— START OF Article —

Monthly Archives: November 2021

Goodbye Columbus

The movie “Goodbye, Columbus” was released in 1969 starring Richard Benjamin and Ali MacGraw. Its name was derived from Ali MacGraw’s film brother who was disconsolate because his glory days as a basketball star at Ohio State were over.

While the title “Goodbye, Columbus” referred to the brother’s time at Ohio State located in Columbus Ohio, many now want to say “Goodbye” to Christopher Columbus because of the treatment of indigenous people he encountered.

In the United States, at least 25 counties, cities and towns have the name Columbus or Columbia. Columbus is the capital of Ohio; Columbia is the capital of South Carolina; and the capital of the nation is Washington, District of Columbia. Since 1968, Columbus Day has been a federal holiday, celebrated on the second Monday in October which also happens to be Canadian Thanksgiving Day. 

The first Columbus Day celebration took place on October 12, 1792 when the Columbian Order of New York held an event to commemorate the 300th anniversary of the Columbus’ Landing. If the Declaration of Columbus Day as a federal holiday in 1968 was the high water mark for honoring Christopher Columbus, his reputation has taken a nosedive in the last 20 years because of his treatment of indigenous people.

150 years ago, the opposition to Columbus Day came from anti-immigrant and anti-Catholic nativists, including the Ku Klux Klan, who sought to eliminate the celebration because of its association with immigrants from Catholic countries and with the American Catholic fraternal organization, the Knights of Columbus.

The present objection to Columbus Day may be more effective than the earlier objection.  Just this month, President Biden proclaimed that October 11th would be recognized as Indigenous Peoples’ Day by the federal government.  In many parts of the country Columbus Day has been refashioned into Indigenous People Day. Even Columbus, Ohio now celebrates Columbus Day not as a tribute to Columbus but as a tribute to veterans. Columbus’ encounters with indigenous people is more nuanced than is currently depicted. The Taino tribe was friendly and non-threatening but the Carib tribe was threatening and aggressive and, according to the Tainos, practiced cannibalism against their enemies, a position that Columbus came to believe. Nevertheless, both were enslaved by the Spanish under Columbus.

In July 2020, during the George Floyd protests, the statue of Christopher Columbus in the Little Italy section of Baltimore was pulled down and rolled into the harbor. That statue had been dedicated in 1984 by President Ronald Reagan. The most “woke” member of the Baltimore City Council, Ryan Dorsey, tweeted “Bye.” The Baltimore Sun, a pale shadow of a once fine newspaper, opined that Columbus did not really discover America since he did not land on the mainland. The Sun has now been taken over by Alden Capital which will likely result in layoffs and, hopefully, one of the first to go is the moron who wrote that sentence.

Five of the first seven presidents of the United States owned slaves during their presidency and that was 300 years after Columbus had enslaved indigenous people. Most of these presidents were opposed to slavery but not so opposed that they gave up their slaves. Indeed, Jefferson, who had 600 slaves, bedded Sally Hemmings who produced a number of children who did not have his surname.

— END OF Article —
— START OF Entries provided —

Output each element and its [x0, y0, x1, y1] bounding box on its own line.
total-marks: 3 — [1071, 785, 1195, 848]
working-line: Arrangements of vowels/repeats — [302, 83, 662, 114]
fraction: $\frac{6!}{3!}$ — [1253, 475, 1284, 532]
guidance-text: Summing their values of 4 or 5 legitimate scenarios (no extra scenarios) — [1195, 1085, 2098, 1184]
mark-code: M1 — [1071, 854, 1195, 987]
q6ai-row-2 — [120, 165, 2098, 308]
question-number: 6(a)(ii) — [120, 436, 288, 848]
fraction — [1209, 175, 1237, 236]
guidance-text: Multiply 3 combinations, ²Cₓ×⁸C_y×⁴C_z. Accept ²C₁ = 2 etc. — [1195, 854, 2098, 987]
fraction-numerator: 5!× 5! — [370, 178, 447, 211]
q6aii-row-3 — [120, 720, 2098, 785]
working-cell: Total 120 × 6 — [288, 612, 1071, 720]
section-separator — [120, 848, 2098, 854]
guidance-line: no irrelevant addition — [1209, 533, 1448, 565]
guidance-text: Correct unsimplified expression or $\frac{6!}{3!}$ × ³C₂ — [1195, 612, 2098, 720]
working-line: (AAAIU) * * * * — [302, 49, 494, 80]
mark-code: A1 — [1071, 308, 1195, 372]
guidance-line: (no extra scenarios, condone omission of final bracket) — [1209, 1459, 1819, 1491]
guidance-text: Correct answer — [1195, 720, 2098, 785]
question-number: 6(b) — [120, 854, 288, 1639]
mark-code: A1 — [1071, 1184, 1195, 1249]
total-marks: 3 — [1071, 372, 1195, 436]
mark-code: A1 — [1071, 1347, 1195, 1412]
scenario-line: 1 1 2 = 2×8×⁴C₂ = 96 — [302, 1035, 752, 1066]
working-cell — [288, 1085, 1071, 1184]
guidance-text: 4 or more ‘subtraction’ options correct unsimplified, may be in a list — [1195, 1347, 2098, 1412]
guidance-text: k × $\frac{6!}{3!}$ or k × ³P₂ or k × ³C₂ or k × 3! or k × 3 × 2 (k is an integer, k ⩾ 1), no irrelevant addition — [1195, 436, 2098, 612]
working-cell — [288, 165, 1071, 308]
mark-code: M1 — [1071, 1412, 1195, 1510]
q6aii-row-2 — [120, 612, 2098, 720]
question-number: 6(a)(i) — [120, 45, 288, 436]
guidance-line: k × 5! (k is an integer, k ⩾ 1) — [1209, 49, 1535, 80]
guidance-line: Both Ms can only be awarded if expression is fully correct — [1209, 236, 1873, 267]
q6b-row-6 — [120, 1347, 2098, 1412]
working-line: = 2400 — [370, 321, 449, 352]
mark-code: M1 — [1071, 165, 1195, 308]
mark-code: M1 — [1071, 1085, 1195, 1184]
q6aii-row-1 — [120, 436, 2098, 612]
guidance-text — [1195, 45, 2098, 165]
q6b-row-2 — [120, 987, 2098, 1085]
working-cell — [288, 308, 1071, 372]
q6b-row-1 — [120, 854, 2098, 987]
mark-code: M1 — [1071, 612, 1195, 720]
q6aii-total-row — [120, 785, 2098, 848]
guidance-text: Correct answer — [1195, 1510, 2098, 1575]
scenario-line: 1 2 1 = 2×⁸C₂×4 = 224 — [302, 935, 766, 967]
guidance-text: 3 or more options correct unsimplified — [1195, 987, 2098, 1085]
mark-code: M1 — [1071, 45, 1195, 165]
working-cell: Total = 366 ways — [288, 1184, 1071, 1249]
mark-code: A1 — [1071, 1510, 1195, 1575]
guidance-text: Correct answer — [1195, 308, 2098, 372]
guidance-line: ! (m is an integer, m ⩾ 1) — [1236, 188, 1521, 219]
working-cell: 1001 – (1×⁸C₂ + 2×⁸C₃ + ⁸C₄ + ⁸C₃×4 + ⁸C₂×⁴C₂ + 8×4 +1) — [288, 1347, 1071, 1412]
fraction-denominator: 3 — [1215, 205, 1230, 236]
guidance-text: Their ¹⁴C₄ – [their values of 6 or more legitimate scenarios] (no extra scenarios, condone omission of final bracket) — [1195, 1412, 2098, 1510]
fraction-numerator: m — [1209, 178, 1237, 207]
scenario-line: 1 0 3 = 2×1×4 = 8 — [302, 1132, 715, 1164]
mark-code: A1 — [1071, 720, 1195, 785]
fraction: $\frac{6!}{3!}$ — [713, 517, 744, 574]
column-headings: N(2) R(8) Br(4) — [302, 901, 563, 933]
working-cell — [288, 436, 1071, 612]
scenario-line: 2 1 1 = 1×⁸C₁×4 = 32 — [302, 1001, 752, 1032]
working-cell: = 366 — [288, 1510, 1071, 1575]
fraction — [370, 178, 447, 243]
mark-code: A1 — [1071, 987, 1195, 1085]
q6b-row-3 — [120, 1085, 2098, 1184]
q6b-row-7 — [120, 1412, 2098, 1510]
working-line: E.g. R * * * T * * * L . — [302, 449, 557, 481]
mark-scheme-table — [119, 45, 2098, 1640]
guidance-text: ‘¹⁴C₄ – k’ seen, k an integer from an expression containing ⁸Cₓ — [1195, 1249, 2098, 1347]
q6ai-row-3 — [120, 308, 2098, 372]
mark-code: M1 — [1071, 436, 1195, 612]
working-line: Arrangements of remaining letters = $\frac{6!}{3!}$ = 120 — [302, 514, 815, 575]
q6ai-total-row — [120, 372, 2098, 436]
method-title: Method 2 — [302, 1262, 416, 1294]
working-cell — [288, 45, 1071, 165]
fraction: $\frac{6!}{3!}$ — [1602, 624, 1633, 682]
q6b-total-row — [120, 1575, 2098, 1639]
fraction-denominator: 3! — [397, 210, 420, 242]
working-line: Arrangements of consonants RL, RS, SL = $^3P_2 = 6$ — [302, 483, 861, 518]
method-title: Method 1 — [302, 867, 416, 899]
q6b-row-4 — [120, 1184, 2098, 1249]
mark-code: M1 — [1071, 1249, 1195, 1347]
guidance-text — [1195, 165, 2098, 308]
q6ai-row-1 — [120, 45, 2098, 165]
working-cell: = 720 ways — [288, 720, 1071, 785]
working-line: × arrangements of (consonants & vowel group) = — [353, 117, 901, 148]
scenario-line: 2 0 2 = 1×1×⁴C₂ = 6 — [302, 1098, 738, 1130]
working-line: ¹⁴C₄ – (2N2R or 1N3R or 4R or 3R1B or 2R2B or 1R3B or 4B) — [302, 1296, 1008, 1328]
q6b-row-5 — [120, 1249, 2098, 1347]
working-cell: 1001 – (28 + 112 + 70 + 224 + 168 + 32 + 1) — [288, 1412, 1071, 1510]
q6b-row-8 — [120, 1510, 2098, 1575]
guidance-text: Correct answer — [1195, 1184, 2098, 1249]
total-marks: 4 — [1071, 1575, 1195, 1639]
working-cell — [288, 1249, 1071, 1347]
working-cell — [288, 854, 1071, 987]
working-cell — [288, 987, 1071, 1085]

— END OF Entries provided —

> _Task instructions_:
1. According to the article, in what year was the Columbus statue in Baltimore's Little Italy dedicated, and by whom?
2. Repeat the listing from its first line up to and including the line with "question-number: 6(a)(i) —".

> _Results of the exercise_:
1. 1984, by President Ronald Reagan

2.
Output each element and its [x0, y0, x1, y1] bounding box on its own line.
total-marks: 3 — [1071, 785, 1195, 848]
working-line: Arrangements of vowels/repeats — [302, 83, 662, 114]
fraction: $\frac{6!}{3!}$ — [1253, 475, 1284, 532]
guidance-text: Summing their values of 4 or 5 legitimate scenarios (no extra scenarios) — [1195, 1085, 2098, 1184]
mark-code: M1 — [1071, 854, 1195, 987]
q6ai-row-2 — [120, 165, 2098, 308]
question-number: 6(a)(ii) — [120, 436, 288, 848]
fraction — [1209, 175, 1237, 236]
guidance-text: Multiply 3 combinations, ²Cₓ×⁸C_y×⁴C_z. Accept ²C₁ = 2 etc. — [1195, 854, 2098, 987]
fraction-numerator: 5!× 5! — [370, 178, 447, 211]
q6aii-row-3 — [120, 720, 2098, 785]
working-cell: Total 120 × 6 — [288, 612, 1071, 720]
section-separator — [120, 848, 2098, 854]
guidance-line: no irrelevant addition — [1209, 533, 1448, 565]
guidance-text: Correct unsimplified expression or $\frac{6!}{3!}$ × ³C₂ — [1195, 612, 2098, 720]
working-line: (AAAIU) * * * * — [302, 49, 494, 80]
mark-code: A1 — [1071, 308, 1195, 372]
guidance-line: (no extra scenarios, condone omission of final bracket) — [1209, 1459, 1819, 1491]
guidance-text: Correct answer — [1195, 720, 2098, 785]
question-number: 6(b) — [120, 854, 288, 1639]
mark-code: A1 — [1071, 1184, 1195, 1249]
total-marks: 3 — [1071, 372, 1195, 436]
mark-code: A1 — [1071, 1347, 1195, 1412]
scenario-line: 1 1 2 = 2×8×⁴C₂ = 96 — [302, 1035, 752, 1066]
working-cell — [288, 1085, 1071, 1184]
guidance-text: 4 or more ‘subtraction’ options correct unsimplified, may be in a list — [1195, 1347, 2098, 1412]
guidance-text: k × $\frac{6!}{3!}$ or k × ³P₂ or k × ³C₂ or k × 3! or k × 3 × 2 (k is an integer, k ⩾ 1), no irrelevant addition — [1195, 436, 2098, 612]
working-cell — [288, 165, 1071, 308]
mark-code: M1 — [1071, 1412, 1195, 1510]
q6aii-row-2 — [120, 612, 2098, 720]
question-number: 6(a)(i) — [120, 45, 288, 436]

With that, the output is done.